*Written exercise*
Using the listing below, copy every line that mentions "一村一品".

*Records provided*

━━━━━━━━━━

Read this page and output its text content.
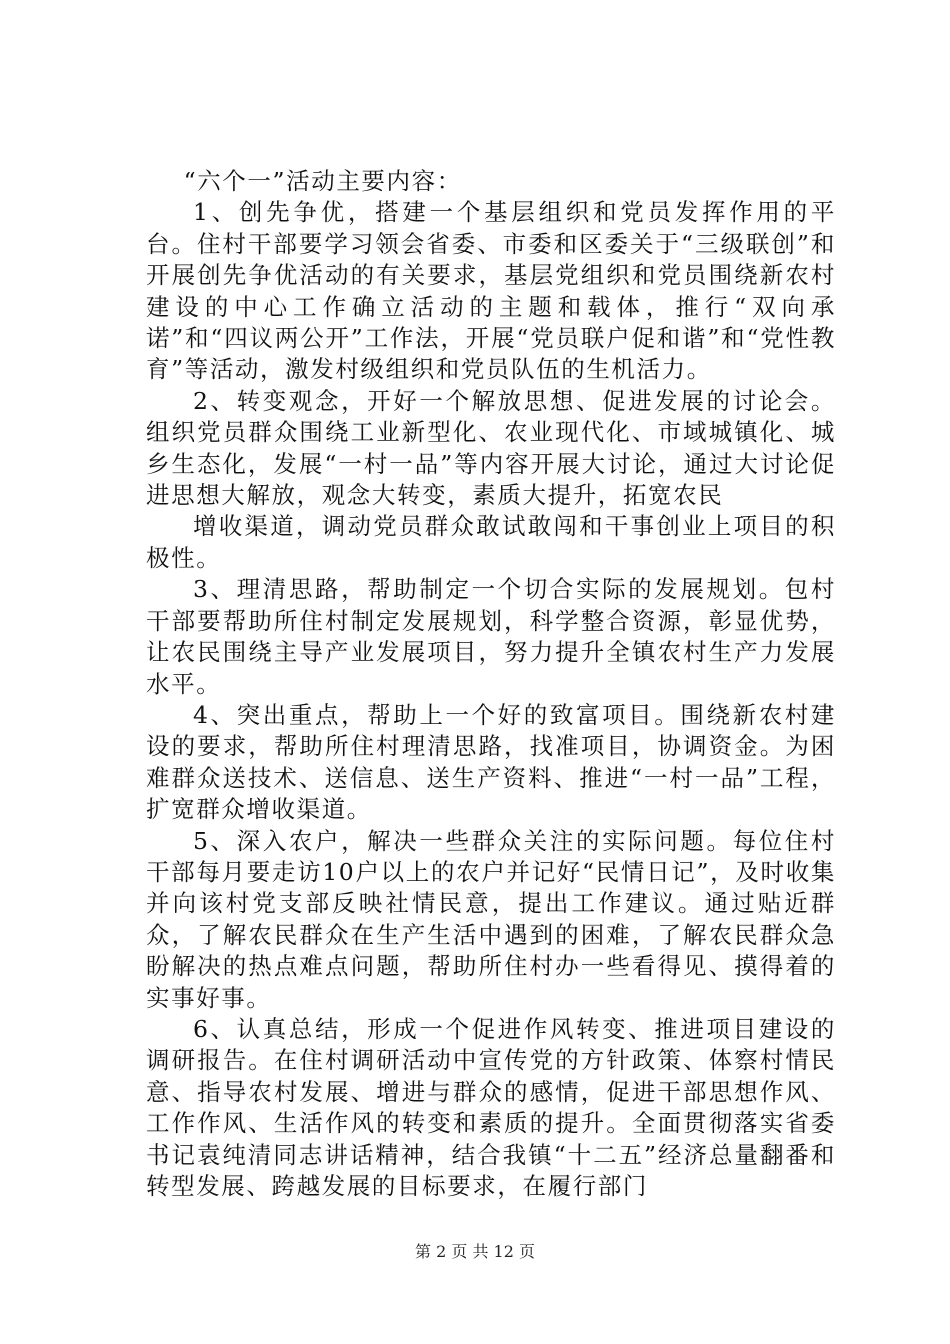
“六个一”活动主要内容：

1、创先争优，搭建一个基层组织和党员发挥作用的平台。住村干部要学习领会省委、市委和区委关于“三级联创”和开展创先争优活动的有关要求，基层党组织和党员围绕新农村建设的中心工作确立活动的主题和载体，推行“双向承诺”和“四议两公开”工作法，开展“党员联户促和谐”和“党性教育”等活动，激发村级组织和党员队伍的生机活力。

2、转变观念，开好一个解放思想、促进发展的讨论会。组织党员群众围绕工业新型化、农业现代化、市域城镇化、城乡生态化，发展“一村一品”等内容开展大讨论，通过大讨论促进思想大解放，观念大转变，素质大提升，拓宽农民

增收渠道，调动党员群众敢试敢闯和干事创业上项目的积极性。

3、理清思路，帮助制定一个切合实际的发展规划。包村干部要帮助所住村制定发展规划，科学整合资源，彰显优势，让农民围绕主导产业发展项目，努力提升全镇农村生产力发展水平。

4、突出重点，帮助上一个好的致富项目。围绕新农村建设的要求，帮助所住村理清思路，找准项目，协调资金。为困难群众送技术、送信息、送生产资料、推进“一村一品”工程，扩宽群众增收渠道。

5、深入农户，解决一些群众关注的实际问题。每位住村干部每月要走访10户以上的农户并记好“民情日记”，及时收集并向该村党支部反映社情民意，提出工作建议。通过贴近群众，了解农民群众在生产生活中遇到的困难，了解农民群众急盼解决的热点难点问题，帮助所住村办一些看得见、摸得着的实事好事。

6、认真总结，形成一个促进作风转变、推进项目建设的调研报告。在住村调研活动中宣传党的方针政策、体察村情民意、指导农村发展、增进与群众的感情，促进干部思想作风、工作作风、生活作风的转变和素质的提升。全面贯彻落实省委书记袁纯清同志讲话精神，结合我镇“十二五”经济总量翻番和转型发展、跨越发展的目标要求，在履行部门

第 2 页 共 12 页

━━━━━━━━━━

*Output of the exercise*
2、转变观念，开好一个解放思想、促进发展的讨论会。组织党员群众围绕工业新型化、农业现代化、市域城镇化、城乡生态化，发展“一村一品”等内容开展大讨论，通过大讨论促进思想大解放，观念大转变，素质大提升，拓宽农民
4、突出重点，帮助上一个好的致富项目。围绕新农村建设的要求，帮助所住村理清思路，找准项目，协调资金。为困难群众送技术、送信息、送生产资料、推进“一村一品”工程，扩宽群众增收渠道。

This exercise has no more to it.